Stated goal: Only a number is wanted: the count of lines in this listing that contain "title".

Materials provided:
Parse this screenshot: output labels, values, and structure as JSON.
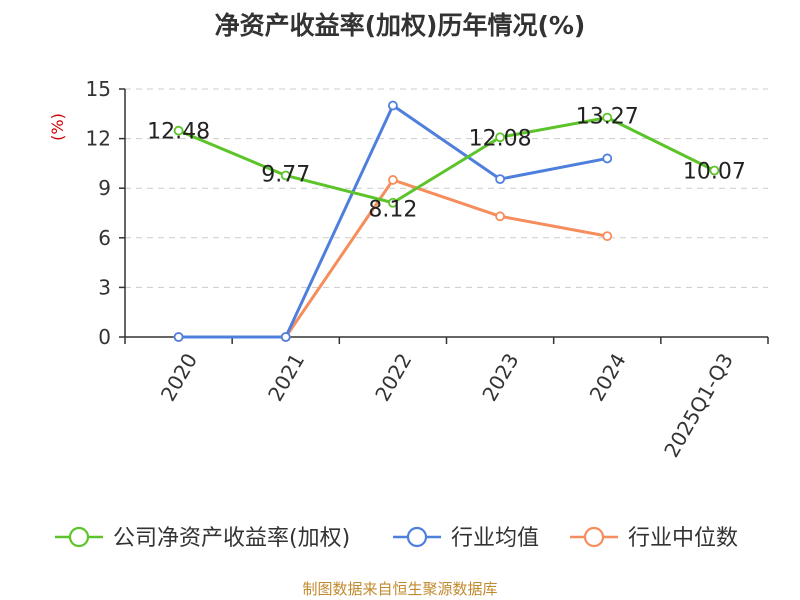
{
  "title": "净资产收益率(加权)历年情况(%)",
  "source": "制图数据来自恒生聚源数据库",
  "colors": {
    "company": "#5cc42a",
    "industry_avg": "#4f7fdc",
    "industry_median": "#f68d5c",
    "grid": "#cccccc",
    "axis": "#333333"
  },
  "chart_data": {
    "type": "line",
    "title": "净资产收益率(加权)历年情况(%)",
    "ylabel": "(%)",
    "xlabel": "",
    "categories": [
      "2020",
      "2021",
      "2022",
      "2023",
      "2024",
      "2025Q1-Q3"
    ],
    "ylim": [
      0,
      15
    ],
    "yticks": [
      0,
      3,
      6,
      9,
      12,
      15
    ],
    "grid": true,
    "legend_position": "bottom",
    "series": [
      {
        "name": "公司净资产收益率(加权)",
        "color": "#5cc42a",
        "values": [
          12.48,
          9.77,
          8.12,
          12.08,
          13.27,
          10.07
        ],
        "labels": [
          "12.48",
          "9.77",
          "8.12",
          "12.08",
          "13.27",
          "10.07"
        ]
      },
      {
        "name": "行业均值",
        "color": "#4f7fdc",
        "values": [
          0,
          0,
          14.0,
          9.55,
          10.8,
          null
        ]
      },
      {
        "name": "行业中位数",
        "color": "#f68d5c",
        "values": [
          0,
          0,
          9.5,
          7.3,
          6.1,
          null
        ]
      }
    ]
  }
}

Task result: 2